Layout coordinates:
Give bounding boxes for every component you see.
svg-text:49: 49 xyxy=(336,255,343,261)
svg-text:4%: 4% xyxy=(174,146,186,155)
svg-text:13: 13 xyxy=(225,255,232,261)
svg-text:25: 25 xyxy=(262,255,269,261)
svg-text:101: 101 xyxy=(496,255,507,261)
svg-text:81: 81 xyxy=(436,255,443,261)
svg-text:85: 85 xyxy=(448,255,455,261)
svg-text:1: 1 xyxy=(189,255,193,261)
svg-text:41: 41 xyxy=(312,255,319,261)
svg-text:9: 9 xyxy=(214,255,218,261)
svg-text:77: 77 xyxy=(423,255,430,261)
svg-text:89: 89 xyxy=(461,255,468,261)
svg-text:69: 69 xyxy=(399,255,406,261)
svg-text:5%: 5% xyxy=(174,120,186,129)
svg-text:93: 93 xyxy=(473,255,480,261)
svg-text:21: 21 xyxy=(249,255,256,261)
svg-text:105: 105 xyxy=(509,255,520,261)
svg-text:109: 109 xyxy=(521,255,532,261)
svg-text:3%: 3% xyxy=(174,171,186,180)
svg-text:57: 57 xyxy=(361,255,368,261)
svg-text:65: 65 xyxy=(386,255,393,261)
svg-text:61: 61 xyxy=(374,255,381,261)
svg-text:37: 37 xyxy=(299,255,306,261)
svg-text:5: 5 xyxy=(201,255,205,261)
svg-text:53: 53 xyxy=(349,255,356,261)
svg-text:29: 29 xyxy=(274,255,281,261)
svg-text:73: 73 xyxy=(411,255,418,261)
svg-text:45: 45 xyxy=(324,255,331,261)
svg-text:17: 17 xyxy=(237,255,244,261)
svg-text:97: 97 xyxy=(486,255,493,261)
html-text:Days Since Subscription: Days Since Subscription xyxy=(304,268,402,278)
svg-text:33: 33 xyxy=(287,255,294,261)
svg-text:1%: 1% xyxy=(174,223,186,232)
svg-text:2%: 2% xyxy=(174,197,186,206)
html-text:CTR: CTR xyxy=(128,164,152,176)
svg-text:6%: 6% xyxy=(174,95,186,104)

__Task prompt__:
Copy these lines word for word, all of them, from start to finish.

__Expected output__:
Give bounding boxes for every component you see.
svg-text:49: 49 xyxy=(336,255,343,261)
svg-text:4%: 4% xyxy=(174,146,186,155)
svg-text:13: 13 xyxy=(225,255,232,261)
svg-text:25: 25 xyxy=(262,255,269,261)
svg-text:101: 101 xyxy=(496,255,507,261)
svg-text:81: 81 xyxy=(436,255,443,261)
svg-text:85: 85 xyxy=(448,255,455,261)
svg-text:1: 1 xyxy=(189,255,193,261)
svg-text:41: 41 xyxy=(312,255,319,261)
svg-text:9: 9 xyxy=(214,255,218,261)
svg-text:77: 77 xyxy=(423,255,430,261)
svg-text:89: 89 xyxy=(461,255,468,261)
svg-text:69: 69 xyxy=(399,255,406,261)
svg-text:5%: 5% xyxy=(174,120,186,129)
svg-text:93: 93 xyxy=(473,255,480,261)
svg-text:21: 21 xyxy=(249,255,256,261)
svg-text:105: 105 xyxy=(509,255,520,261)
svg-text:109: 109 xyxy=(521,255,532,261)
svg-text:3%: 3% xyxy=(174,171,186,180)
svg-text:57: 57 xyxy=(361,255,368,261)
svg-text:65: 65 xyxy=(386,255,393,261)
svg-text:61: 61 xyxy=(374,255,381,261)
svg-text:37: 37 xyxy=(299,255,306,261)
svg-text:5: 5 xyxy=(201,255,205,261)
svg-text:53: 53 xyxy=(349,255,356,261)
svg-text:29: 29 xyxy=(274,255,281,261)
svg-text:73: 73 xyxy=(411,255,418,261)
svg-text:45: 45 xyxy=(324,255,331,261)
svg-text:17: 17 xyxy=(237,255,244,261)
svg-text:97: 97 xyxy=(486,255,493,261)
html-text:Days Since Subscription: Days Since Subscription xyxy=(304,268,402,278)
svg-text:33: 33 xyxy=(287,255,294,261)
svg-text:1%: 1% xyxy=(174,223,186,232)
svg-text:2%: 2% xyxy=(174,197,186,206)
html-text:CTR: CTR xyxy=(128,164,152,176)
svg-text:6%: 6% xyxy=(174,95,186,104)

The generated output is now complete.